WHAT IS BEING ASKED
Extract every line of the entries below and reproduce each one verbatim, keeping the original characters, spacing, and order.

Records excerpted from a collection
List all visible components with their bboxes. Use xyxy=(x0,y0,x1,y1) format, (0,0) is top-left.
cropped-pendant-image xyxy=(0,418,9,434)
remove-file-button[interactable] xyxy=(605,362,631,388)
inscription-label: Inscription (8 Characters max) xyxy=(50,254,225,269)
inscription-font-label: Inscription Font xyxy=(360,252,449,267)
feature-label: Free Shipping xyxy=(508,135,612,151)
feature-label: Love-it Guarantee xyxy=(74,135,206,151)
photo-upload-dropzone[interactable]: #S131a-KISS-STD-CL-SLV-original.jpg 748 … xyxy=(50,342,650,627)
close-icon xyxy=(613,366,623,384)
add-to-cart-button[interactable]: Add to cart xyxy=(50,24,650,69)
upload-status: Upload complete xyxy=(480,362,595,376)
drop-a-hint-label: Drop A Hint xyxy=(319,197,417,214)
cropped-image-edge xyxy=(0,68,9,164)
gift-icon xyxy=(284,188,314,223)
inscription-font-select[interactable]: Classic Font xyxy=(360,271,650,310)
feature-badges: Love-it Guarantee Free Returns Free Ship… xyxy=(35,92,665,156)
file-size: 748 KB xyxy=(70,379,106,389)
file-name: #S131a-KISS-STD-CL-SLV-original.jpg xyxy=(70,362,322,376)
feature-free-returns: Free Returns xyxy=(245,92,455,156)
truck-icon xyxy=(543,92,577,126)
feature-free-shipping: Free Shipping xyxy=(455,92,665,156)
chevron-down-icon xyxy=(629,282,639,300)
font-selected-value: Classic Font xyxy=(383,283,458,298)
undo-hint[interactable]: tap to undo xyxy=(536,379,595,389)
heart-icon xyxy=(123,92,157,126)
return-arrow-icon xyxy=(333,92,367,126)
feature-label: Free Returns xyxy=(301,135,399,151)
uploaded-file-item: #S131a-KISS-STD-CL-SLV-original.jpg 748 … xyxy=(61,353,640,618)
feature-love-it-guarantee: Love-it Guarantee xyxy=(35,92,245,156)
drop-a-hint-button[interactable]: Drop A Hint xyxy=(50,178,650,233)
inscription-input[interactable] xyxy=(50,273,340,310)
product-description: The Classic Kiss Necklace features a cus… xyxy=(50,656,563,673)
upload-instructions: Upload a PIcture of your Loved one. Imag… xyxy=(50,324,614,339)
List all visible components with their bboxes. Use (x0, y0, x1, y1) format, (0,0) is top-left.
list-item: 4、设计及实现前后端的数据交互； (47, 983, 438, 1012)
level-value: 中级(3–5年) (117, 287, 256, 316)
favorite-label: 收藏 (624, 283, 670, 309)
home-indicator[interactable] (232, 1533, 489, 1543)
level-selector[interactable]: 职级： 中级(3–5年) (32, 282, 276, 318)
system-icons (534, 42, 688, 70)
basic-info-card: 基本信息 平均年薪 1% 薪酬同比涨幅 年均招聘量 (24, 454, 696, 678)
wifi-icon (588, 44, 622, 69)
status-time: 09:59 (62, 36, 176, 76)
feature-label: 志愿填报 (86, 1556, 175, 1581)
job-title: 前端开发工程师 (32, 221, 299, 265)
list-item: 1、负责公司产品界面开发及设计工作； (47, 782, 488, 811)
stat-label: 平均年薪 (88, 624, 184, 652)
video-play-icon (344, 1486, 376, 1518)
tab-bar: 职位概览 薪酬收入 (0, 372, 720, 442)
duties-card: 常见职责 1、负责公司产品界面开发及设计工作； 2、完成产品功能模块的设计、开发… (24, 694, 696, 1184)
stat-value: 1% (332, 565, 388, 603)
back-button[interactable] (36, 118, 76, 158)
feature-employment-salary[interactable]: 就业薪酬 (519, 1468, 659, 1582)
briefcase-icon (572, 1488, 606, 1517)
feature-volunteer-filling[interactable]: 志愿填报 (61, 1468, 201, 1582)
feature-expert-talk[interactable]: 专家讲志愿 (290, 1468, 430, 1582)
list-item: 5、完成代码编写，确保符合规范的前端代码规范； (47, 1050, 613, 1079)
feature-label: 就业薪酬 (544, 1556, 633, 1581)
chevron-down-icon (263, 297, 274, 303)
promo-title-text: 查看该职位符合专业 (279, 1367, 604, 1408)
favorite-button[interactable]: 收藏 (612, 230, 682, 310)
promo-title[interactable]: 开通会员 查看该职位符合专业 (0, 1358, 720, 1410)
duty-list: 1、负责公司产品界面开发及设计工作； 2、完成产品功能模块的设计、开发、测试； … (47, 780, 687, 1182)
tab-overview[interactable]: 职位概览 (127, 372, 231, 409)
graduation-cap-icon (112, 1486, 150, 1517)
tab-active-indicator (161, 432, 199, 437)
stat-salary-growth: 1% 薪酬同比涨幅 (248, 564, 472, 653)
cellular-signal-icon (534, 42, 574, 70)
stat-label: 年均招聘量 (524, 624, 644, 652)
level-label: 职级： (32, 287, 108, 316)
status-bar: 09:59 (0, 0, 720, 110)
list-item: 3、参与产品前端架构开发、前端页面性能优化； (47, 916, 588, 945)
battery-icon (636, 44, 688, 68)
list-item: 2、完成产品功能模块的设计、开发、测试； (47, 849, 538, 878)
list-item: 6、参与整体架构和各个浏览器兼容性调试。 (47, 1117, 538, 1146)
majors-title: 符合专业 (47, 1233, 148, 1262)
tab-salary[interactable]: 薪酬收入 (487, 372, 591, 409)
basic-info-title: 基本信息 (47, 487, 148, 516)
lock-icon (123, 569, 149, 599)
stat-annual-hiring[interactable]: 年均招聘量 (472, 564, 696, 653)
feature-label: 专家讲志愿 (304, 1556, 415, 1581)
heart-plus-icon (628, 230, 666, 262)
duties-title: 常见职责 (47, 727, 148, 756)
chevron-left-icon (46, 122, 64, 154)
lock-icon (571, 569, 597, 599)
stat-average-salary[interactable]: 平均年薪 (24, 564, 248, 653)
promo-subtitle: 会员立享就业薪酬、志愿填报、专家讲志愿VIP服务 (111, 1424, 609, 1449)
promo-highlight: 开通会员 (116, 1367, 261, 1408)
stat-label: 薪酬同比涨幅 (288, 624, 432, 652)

ANSWER FOR THIS EXERCISE
List all visible components with their bboxes. Use xyxy=(x0,y0,x1,y1) format, (0,0) is top-left.
cropped-pendant-image xyxy=(0,418,9,434)
remove-file-button[interactable] xyxy=(605,362,631,388)
inscription-label: Inscription (8 Characters max) xyxy=(50,254,225,269)
inscription-font-label: Inscription Font xyxy=(360,252,449,267)
feature-label: Free Shipping xyxy=(508,135,612,151)
feature-label: Love-it Guarantee xyxy=(74,135,206,151)
photo-upload-dropzone[interactable]: #S131a-KISS-STD-CL-SLV-original.jpg 748 … xyxy=(50,342,650,627)
close-icon xyxy=(613,366,623,384)
add-to-cart-button[interactable]: Add to cart xyxy=(50,24,650,69)
upload-status: Upload complete xyxy=(480,362,595,376)
drop-a-hint-label: Drop A Hint xyxy=(319,197,417,214)
cropped-image-edge xyxy=(0,68,9,164)
gift-icon xyxy=(284,188,314,223)
inscription-font-select[interactable]: Classic Font xyxy=(360,271,650,310)
feature-badges: Love-it Guarantee Free Returns Free Ship… xyxy=(35,92,665,156)
file-size: 748 KB xyxy=(70,379,106,389)
file-name: #S131a-KISS-STD-CL-SLV-original.jpg xyxy=(70,362,322,376)
feature-free-returns: Free Returns xyxy=(245,92,455,156)
truck-icon xyxy=(543,92,577,126)
feature-free-shipping: Free Shipping xyxy=(455,92,665,156)
chevron-down-icon xyxy=(629,282,639,300)
font-selected-value: Classic Font xyxy=(383,283,458,298)
undo-hint[interactable]: tap to undo xyxy=(536,379,595,389)
heart-icon xyxy=(123,92,157,126)
return-arrow-icon xyxy=(333,92,367,126)
feature-label: Free Returns xyxy=(301,135,399,151)
uploaded-file-item: #S131a-KISS-STD-CL-SLV-original.jpg 748 … xyxy=(61,353,640,618)
feature-love-it-guarantee: Love-it Guarantee xyxy=(35,92,245,156)
drop-a-hint-button[interactable]: Drop A Hint xyxy=(50,178,650,233)
inscription-input[interactable] xyxy=(50,273,340,310)
product-description: The Classic Kiss Necklace features a cus… xyxy=(50,656,563,673)
upload-instructions: Upload a PIcture of your Loved one. Imag… xyxy=(50,324,614,339)
List all visible components with their bboxes. Use (x0, y0, x1, y1) format, (0,0) is top-left.
list-item: 4、设计及实现前后端的数据交互； (47, 983, 438, 1012)
level-value: 中级(3–5年) (117, 287, 256, 316)
favorite-label: 收藏 (624, 283, 670, 309)
home-indicator[interactable] (232, 1533, 489, 1543)
level-selector[interactable]: 职级： 中级(3–5年) (32, 282, 276, 318)
system-icons (534, 42, 688, 70)
basic-info-card: 基本信息 平均年薪 1% 薪酬同比涨幅 年均招聘量 (24, 454, 696, 678)
wifi-icon (588, 44, 622, 69)
status-time: 09:59 (62, 36, 176, 76)
feature-label: 志愿填报 (86, 1556, 175, 1581)
job-title: 前端开发工程师 (32, 221, 299, 265)
list-item: 1、负责公司产品界面开发及设计工作； (47, 782, 488, 811)
stat-label: 平均年薪 (88, 624, 184, 652)
video-play-icon (344, 1486, 376, 1518)
tab-bar: 职位概览 薪酬收入 (0, 372, 720, 442)
duties-card: 常见职责 1、负责公司产品界面开发及设计工作； 2、完成产品功能模块的设计、开发… (24, 694, 696, 1184)
stat-value: 1% (332, 565, 388, 603)
back-button[interactable] (36, 118, 76, 158)
feature-employment-salary[interactable]: 就业薪酬 (519, 1468, 659, 1582)
briefcase-icon (572, 1488, 606, 1517)
feature-volunteer-filling[interactable]: 志愿填报 (61, 1468, 201, 1582)
feature-expert-talk[interactable]: 专家讲志愿 (290, 1468, 430, 1582)
list-item: 5、完成代码编写，确保符合规范的前端代码规范； (47, 1050, 613, 1079)
feature-label: 就业薪酬 (544, 1556, 633, 1581)
chevron-down-icon (263, 297, 274, 303)
promo-title-text: 查看该职位符合专业 (279, 1367, 604, 1408)
favorite-button[interactable]: 收藏 (612, 230, 682, 310)
promo-title[interactable]: 开通会员 查看该职位符合专业 (0, 1358, 720, 1410)
duty-list: 1、负责公司产品界面开发及设计工作； 2、完成产品功能模块的设计、开发、测试； … (47, 780, 687, 1182)
tab-overview[interactable]: 职位概览 (127, 372, 231, 409)
graduation-cap-icon (112, 1486, 150, 1517)
tab-active-indicator (161, 432, 199, 437)
stat-salary-growth: 1% 薪酬同比涨幅 (248, 564, 472, 653)
cellular-signal-icon (534, 42, 574, 70)
stat-label: 年均招聘量 (524, 624, 644, 652)
level-label: 职级： (32, 287, 108, 316)
status-bar: 09:59 (0, 0, 720, 110)
list-item: 3、参与产品前端架构开发、前端页面性能优化； (47, 916, 588, 945)
battery-icon (636, 44, 688, 68)
list-item: 2、完成产品功能模块的设计、开发、测试； (47, 849, 538, 878)
list-item: 6、参与整体架构和各个浏览器兼容性调试。 (47, 1117, 538, 1146)
majors-title: 符合专业 (47, 1233, 148, 1262)
tab-salary[interactable]: 薪酬收入 (487, 372, 591, 409)
basic-info-title: 基本信息 (47, 487, 148, 516)
lock-icon (123, 569, 149, 599)
stat-annual-hiring[interactable]: 年均招聘量 (472, 564, 696, 653)
feature-label: 专家讲志愿 (304, 1556, 415, 1581)
heart-plus-icon (628, 230, 666, 262)
duties-title: 常见职责 (47, 727, 148, 756)
chevron-left-icon (46, 122, 64, 154)
lock-icon (571, 569, 597, 599)
stat-average-salary[interactable]: 平均年薪 (24, 564, 248, 653)
promo-subtitle: 会员立享就业薪酬、志愿填报、专家讲志愿VIP服务 (111, 1424, 609, 1449)
promo-highlight: 开通会员 (116, 1367, 261, 1408)
stat-label: 薪酬同比涨幅 (288, 624, 432, 652)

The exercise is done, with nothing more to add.